STATED GOAL =>
Transcribe exactly the stretch of lines beginning at the one containing "Enumerate this screenshot's" and closing with the last line of the entries below. Omit images.

************

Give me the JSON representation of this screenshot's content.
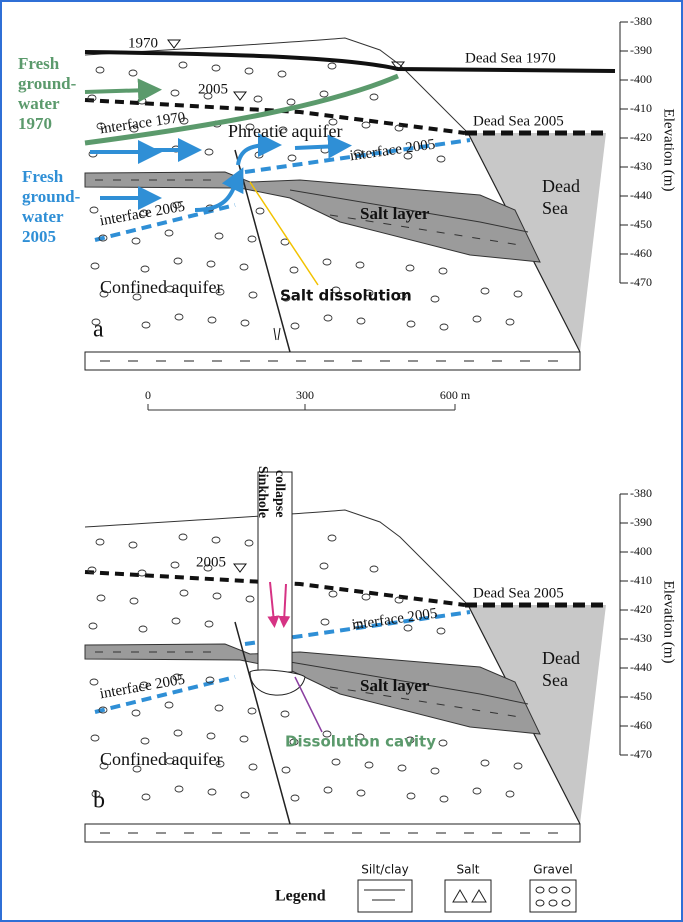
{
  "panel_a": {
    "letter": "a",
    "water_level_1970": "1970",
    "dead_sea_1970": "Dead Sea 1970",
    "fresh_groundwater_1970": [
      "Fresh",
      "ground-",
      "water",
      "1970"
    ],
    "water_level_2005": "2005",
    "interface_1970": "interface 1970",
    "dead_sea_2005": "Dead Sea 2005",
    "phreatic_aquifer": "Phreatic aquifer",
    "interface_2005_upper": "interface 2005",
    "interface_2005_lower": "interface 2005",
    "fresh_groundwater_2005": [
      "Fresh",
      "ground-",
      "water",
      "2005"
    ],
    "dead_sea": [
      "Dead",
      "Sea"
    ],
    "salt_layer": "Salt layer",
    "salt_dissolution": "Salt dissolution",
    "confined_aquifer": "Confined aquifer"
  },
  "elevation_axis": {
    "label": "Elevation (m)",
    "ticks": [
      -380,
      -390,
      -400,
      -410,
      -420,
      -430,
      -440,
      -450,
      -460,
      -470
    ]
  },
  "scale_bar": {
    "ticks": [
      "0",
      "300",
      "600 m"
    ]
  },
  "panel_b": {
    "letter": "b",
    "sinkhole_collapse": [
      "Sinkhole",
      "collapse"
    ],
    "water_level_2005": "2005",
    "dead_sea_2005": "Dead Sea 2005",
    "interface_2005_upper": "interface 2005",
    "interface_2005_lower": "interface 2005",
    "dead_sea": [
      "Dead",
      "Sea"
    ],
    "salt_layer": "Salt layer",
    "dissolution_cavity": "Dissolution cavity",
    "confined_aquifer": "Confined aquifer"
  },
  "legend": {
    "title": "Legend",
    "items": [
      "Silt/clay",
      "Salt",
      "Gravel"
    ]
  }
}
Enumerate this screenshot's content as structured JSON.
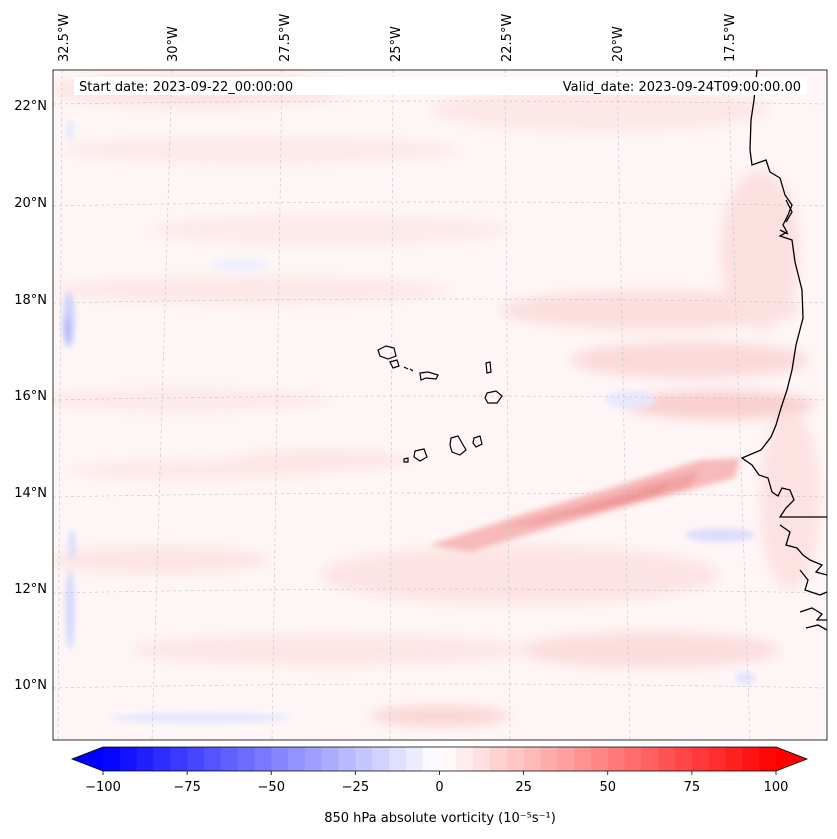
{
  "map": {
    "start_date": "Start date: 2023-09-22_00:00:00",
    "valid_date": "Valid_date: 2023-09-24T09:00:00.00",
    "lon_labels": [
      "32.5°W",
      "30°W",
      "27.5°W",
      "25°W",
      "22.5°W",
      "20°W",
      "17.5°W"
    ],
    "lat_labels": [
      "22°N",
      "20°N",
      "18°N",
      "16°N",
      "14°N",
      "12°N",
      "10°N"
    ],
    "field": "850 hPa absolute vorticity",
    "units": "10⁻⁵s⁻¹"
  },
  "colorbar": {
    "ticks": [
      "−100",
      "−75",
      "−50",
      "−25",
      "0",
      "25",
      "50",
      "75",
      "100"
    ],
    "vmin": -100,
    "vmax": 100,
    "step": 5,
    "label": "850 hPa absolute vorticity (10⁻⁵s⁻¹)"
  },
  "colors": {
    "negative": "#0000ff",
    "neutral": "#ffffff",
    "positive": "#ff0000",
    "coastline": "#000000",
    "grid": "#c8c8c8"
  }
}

************

REPLY TO THE EXERCISE =>
Enumerate this screenshot's content as structured JSON.
{
  "map": {
    "start_date": "Start date: 2023-09-22_00:00:00",
    "valid_date": "Valid_date: 2023-09-24T09:00:00.00",
    "lon_labels": [
      "32.5°W",
      "30°W",
      "27.5°W",
      "25°W",
      "22.5°W",
      "20°W",
      "17.5°W"
    ],
    "lat_labels": [
      "22°N",
      "20°N",
      "18°N",
      "16°N",
      "14°N",
      "12°N",
      "10°N"
    ],
    "field": "850 hPa absolute vorticity",
    "units": "10⁻⁵s⁻¹"
  },
  "colorbar": {
    "ticks": [
      "−100",
      "−75",
      "−50",
      "−25",
      "0",
      "25",
      "50",
      "75",
      "100"
    ],
    "vmin": -100,
    "vmax": 100,
    "step": 5,
    "label": "850 hPa absolute vorticity (10⁻⁵s⁻¹)"
  },
  "colors": {
    "negative": "#0000ff",
    "neutral": "#ffffff",
    "positive": "#ff0000",
    "coastline": "#000000",
    "grid": "#c8c8c8"
  }
}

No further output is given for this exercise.